>> start THE INPUT
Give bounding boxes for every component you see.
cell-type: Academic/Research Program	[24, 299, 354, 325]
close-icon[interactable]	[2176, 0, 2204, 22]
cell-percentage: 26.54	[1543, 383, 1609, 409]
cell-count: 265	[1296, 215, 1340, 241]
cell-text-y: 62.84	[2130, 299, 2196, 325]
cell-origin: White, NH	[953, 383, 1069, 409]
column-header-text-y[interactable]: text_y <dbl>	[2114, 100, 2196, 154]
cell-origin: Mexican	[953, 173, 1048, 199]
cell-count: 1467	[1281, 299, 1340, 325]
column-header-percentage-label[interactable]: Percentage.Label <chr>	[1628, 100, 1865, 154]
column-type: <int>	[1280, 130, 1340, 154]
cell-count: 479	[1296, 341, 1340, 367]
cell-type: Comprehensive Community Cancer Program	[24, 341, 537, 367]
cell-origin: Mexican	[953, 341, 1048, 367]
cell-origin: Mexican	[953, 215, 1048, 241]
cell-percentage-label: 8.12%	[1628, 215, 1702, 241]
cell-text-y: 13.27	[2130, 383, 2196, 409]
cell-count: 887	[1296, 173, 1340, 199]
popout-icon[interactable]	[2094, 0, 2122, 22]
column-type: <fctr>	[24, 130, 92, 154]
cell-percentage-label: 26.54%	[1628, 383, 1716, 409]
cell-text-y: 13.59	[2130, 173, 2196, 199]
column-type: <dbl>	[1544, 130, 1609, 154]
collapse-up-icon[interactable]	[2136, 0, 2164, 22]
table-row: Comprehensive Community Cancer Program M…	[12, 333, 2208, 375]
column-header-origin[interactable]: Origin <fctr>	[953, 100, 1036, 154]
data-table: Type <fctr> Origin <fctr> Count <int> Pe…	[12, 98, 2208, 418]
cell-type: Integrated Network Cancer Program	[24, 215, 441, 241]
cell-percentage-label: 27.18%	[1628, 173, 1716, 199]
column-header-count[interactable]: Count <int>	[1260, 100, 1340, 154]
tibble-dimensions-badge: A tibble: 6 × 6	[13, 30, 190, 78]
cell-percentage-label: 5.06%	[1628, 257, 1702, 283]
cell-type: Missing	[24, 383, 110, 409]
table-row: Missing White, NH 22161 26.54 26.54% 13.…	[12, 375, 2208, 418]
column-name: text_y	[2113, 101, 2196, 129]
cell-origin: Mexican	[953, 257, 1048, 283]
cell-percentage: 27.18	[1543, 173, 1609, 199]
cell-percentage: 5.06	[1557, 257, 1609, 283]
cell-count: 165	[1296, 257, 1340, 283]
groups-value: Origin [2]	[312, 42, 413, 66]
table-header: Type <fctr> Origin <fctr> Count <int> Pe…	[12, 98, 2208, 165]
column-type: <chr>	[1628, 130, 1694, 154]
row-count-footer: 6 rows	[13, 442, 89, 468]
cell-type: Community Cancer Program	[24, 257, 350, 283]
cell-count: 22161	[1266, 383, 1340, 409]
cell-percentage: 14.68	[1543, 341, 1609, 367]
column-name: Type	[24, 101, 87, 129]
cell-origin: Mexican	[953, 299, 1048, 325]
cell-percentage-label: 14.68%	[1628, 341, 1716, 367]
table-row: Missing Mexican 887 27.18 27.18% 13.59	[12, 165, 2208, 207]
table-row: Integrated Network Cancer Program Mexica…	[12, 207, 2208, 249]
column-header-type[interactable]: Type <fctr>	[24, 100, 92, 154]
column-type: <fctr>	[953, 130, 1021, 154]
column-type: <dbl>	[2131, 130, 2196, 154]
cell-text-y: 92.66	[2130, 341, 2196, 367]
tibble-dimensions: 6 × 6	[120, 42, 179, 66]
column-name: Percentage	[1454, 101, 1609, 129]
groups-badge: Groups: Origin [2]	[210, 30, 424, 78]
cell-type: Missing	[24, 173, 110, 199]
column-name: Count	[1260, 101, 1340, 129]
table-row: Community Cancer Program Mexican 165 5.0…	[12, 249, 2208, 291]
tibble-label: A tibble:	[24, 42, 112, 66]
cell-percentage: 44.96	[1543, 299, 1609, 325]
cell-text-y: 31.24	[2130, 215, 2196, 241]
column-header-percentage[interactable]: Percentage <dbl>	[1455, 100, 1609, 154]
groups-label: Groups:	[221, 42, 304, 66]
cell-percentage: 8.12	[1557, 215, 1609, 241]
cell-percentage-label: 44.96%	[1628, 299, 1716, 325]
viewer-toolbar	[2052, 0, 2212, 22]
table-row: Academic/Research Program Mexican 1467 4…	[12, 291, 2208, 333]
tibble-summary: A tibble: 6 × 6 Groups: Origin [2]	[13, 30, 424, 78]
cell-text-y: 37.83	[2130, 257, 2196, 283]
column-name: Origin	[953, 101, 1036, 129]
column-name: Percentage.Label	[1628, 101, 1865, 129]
>> end THE INPUT
>> start THE INPUT
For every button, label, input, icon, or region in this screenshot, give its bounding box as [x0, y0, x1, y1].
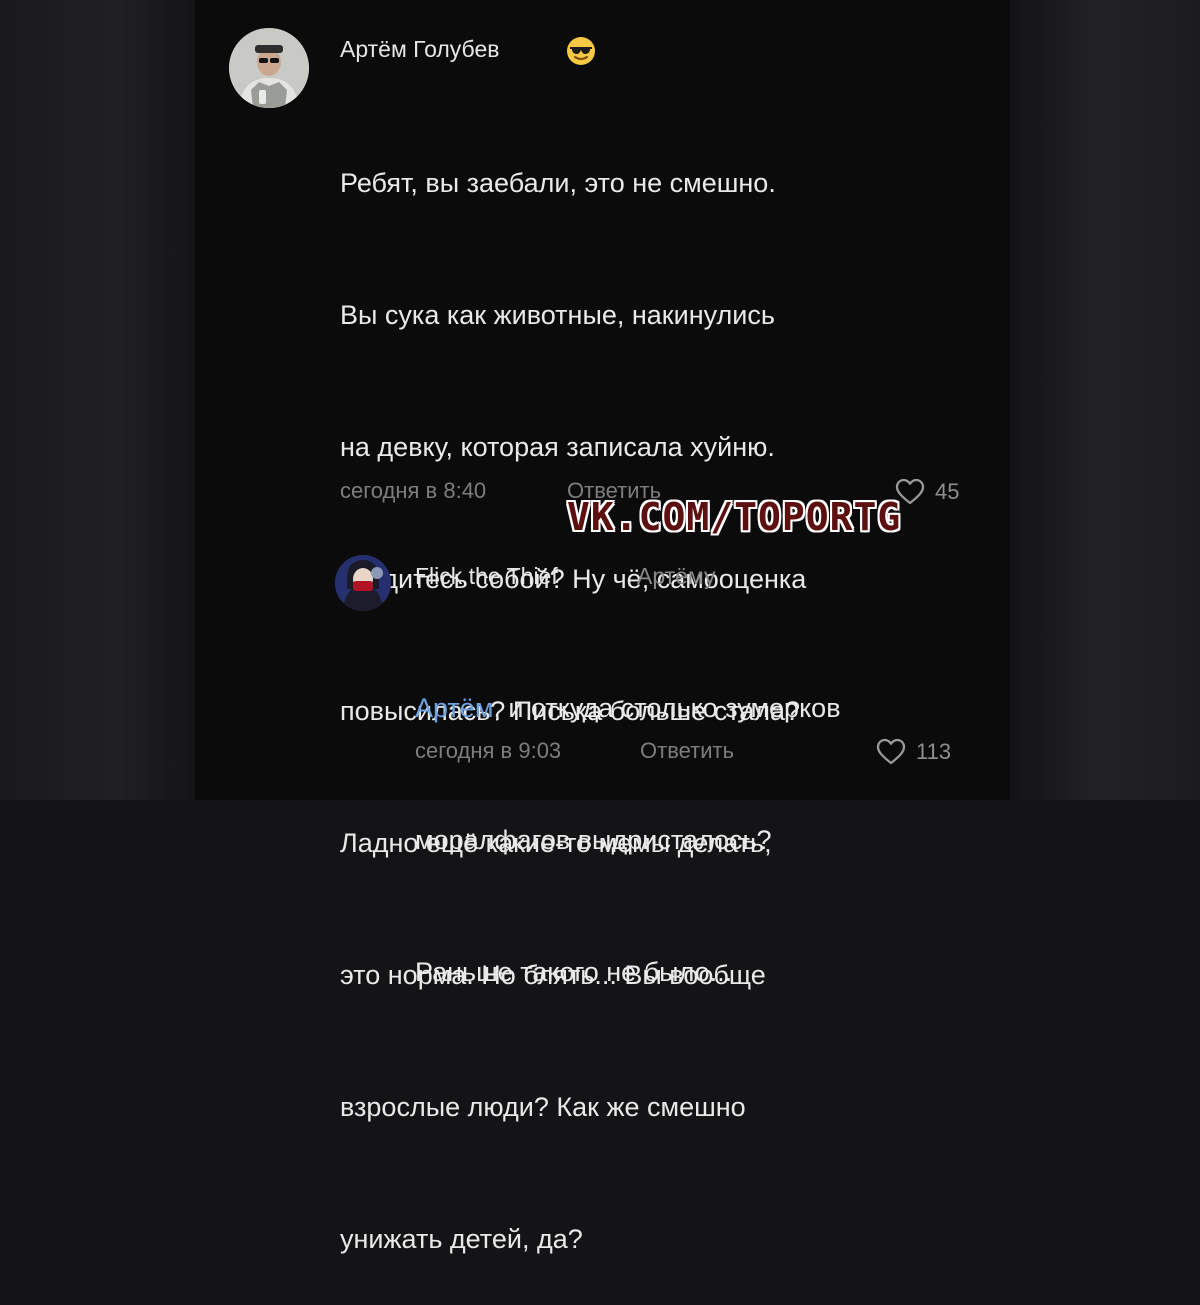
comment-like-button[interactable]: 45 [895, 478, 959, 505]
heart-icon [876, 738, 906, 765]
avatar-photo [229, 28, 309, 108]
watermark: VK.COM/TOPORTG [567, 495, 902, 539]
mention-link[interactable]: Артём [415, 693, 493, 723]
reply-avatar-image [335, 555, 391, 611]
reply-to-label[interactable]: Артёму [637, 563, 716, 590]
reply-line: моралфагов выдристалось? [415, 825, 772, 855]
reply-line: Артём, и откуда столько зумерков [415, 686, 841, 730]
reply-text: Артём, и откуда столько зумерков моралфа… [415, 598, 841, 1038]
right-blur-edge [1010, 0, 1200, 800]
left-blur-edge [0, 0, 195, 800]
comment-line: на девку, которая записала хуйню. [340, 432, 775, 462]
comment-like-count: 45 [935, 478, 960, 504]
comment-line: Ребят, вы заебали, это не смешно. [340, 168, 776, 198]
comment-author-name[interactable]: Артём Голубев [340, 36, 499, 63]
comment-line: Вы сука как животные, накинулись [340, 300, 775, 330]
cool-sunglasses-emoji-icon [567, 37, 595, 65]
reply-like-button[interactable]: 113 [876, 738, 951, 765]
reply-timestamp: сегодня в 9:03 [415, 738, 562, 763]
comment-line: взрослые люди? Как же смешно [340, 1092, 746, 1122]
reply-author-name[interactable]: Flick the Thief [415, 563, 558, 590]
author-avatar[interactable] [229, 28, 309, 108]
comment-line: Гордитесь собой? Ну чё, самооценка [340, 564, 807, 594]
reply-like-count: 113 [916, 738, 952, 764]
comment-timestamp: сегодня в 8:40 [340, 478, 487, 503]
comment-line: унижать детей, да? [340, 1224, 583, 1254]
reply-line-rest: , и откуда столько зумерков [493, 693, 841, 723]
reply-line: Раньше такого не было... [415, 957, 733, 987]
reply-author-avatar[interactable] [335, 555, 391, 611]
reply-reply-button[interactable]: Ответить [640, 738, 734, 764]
>> end THE INPUT
▸ TASK BRIEF: Copy out the lines word for word, starting at the line that contains "Give bounding boxes" and stopping after the line that contains "299, 1340, 325]".

▸ SOLVED PROBLEM:
Give bounding boxes for every component you see.
cell-type: Academic/Research Program	[24, 299, 354, 325]
close-icon[interactable]	[2176, 0, 2204, 22]
cell-percentage: 26.54	[1543, 383, 1609, 409]
cell-count: 265	[1296, 215, 1340, 241]
cell-text-y: 62.84	[2130, 299, 2196, 325]
cell-origin: White, NH	[953, 383, 1069, 409]
column-header-text-y[interactable]: text_y <dbl>	[2114, 100, 2196, 154]
cell-origin: Mexican	[953, 173, 1048, 199]
cell-count: 1467	[1281, 299, 1340, 325]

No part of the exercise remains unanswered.